*GIVEN TASK*.
Your answer should be a single number: the count of lines that hold the word "імені".

*STORED RECORDS*.
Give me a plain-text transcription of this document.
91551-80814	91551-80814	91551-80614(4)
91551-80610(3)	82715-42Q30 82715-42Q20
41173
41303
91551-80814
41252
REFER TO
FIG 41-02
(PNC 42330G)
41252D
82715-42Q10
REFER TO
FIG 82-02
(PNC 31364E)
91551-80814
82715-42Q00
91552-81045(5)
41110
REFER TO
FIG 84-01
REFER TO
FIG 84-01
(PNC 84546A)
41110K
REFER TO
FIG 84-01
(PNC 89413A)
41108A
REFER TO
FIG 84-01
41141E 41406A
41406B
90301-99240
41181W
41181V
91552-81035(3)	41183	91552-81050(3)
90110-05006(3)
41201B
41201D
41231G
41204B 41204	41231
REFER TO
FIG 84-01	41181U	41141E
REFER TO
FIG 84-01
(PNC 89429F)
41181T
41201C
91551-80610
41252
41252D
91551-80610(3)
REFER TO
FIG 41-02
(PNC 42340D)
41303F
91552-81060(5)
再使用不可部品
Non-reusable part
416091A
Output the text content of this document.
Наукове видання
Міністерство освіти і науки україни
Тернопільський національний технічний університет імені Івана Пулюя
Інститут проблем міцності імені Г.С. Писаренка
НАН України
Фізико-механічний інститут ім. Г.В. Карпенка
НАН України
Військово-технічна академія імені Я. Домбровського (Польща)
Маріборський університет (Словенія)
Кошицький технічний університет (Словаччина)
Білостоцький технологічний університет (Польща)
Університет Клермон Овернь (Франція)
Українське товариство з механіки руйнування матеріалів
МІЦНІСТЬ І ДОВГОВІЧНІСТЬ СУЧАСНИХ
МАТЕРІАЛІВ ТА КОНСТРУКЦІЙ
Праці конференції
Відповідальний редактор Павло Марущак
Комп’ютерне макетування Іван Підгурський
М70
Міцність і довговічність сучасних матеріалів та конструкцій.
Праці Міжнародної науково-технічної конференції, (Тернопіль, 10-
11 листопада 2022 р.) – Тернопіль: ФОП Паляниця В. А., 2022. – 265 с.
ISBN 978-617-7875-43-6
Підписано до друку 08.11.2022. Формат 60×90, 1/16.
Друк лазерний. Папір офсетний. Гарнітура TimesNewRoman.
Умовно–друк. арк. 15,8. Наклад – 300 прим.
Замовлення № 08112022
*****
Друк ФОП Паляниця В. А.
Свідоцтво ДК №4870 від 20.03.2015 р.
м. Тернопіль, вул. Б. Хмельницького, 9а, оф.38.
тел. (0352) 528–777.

*SOLVED PROBLEM*.
3